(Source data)
++++++

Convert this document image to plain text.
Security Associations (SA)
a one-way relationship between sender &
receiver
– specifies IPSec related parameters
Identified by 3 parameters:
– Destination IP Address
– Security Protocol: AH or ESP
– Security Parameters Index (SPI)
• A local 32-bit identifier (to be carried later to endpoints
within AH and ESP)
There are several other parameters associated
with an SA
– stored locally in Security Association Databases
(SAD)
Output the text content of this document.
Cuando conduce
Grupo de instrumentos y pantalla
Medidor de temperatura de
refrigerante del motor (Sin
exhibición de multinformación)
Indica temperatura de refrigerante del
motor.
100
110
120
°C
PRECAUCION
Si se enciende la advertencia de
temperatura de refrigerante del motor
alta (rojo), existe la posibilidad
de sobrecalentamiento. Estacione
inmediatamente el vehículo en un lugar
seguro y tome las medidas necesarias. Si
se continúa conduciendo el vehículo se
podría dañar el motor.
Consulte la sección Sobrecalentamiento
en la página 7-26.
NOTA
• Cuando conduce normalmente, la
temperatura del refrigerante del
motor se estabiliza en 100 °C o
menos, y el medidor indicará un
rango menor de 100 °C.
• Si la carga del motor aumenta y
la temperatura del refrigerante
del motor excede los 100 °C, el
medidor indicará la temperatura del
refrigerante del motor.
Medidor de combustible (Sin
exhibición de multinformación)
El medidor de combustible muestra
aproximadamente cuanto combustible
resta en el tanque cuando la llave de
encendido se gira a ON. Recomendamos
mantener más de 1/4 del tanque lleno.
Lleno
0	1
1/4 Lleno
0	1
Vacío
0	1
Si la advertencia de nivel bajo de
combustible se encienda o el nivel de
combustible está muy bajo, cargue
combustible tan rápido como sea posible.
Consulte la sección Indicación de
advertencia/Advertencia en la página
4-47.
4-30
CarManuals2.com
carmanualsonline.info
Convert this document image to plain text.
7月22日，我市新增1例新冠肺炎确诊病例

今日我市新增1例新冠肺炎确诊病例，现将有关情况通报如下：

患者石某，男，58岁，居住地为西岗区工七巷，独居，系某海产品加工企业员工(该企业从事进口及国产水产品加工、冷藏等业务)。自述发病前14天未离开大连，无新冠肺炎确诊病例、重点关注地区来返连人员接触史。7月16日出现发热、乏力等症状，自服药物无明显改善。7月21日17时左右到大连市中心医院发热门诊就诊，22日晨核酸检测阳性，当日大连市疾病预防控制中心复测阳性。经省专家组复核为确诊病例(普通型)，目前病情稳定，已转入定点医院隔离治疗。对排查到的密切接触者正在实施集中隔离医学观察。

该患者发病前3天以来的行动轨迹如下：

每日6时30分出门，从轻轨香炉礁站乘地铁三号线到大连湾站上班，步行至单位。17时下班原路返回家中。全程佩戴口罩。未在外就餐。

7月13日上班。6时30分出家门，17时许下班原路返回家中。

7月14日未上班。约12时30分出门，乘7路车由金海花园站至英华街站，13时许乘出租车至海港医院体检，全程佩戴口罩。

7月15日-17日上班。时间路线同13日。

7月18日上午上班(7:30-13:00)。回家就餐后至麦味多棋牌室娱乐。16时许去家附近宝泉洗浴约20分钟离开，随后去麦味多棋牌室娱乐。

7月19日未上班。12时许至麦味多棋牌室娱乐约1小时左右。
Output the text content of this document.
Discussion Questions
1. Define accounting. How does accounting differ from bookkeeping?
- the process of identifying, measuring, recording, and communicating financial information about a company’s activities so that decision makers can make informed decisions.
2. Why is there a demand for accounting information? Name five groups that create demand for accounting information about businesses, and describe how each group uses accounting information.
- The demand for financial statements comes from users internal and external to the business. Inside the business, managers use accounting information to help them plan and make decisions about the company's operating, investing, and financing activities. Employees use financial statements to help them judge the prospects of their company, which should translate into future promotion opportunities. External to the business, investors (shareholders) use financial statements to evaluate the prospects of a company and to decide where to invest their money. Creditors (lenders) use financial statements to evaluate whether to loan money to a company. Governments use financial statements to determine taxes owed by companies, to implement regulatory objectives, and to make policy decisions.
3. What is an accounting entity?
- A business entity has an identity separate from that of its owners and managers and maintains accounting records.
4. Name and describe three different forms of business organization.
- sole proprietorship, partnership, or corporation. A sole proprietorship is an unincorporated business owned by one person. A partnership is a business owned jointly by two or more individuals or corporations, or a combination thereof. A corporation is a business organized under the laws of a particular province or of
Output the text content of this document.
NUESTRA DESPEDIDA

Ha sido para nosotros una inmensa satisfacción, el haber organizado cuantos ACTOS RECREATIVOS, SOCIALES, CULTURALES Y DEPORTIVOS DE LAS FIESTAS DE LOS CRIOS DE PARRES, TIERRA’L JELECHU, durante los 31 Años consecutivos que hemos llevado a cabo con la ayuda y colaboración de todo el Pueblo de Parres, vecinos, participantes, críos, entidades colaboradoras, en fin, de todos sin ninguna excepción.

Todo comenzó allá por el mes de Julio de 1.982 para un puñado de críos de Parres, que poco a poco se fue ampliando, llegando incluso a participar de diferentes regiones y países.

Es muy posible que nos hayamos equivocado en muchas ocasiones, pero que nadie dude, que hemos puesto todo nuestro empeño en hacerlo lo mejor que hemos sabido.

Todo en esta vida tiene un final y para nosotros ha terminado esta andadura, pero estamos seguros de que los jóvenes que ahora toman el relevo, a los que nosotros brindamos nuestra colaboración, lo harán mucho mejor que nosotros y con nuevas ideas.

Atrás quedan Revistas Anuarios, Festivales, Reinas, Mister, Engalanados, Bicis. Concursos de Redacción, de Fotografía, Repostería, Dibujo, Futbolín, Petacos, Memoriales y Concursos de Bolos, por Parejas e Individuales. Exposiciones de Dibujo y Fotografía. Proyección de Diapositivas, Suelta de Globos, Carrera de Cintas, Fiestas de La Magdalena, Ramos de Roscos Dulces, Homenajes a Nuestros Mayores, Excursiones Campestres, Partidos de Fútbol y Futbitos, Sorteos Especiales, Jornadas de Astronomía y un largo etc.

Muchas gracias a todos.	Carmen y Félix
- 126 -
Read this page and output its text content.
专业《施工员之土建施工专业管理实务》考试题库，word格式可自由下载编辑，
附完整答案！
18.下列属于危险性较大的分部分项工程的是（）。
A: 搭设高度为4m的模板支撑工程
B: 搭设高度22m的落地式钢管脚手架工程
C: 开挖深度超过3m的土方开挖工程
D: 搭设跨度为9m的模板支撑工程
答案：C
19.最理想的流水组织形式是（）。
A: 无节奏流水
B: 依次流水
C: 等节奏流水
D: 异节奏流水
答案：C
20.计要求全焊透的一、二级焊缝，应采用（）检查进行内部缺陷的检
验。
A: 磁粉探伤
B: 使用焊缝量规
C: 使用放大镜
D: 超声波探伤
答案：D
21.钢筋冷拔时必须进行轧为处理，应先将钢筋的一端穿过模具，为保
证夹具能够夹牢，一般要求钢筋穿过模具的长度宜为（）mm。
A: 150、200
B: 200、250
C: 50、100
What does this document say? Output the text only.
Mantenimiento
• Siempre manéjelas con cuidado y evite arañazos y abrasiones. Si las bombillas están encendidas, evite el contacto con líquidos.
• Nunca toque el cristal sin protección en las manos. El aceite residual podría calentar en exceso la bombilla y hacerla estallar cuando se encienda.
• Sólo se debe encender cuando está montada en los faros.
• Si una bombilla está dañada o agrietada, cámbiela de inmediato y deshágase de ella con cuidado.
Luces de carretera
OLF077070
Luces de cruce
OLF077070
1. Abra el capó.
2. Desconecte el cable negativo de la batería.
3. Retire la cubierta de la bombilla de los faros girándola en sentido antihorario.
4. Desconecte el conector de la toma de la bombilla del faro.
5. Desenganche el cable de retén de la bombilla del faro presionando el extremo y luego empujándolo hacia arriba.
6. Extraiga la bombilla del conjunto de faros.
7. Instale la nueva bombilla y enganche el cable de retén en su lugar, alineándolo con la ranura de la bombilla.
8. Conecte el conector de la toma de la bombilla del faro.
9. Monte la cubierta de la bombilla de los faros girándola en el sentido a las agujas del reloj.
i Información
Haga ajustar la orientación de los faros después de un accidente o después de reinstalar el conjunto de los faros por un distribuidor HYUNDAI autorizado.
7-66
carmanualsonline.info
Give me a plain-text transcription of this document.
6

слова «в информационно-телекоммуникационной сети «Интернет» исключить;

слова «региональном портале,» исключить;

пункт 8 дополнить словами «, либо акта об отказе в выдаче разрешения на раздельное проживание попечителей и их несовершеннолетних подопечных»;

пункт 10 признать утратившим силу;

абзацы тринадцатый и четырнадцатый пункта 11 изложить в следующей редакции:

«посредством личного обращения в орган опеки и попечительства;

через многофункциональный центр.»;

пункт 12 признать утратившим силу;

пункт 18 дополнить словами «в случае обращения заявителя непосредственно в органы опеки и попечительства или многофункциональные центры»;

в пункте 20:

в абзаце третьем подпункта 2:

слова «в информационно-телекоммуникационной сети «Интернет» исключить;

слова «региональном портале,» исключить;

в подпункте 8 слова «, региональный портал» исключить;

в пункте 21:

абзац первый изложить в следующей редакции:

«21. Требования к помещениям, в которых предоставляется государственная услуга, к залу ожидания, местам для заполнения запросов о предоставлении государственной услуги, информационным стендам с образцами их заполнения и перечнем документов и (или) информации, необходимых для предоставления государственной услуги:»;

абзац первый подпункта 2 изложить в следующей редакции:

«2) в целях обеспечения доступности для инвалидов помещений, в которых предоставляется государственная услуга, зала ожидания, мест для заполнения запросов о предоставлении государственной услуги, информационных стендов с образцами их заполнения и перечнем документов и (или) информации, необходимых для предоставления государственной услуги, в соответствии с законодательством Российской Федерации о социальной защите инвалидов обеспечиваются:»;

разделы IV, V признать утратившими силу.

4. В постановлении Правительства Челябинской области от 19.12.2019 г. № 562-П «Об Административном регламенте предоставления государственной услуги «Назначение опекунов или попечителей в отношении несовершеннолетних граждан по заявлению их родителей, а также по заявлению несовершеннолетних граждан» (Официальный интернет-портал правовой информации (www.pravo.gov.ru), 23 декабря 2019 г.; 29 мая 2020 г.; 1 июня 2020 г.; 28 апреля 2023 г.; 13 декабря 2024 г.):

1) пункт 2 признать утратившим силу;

++++++

- [Task objective]:
Copy every line of the listing containing the string "What".

- [Exercise output]:
3. What is an accounting entity?
What does this document say? Output the text only.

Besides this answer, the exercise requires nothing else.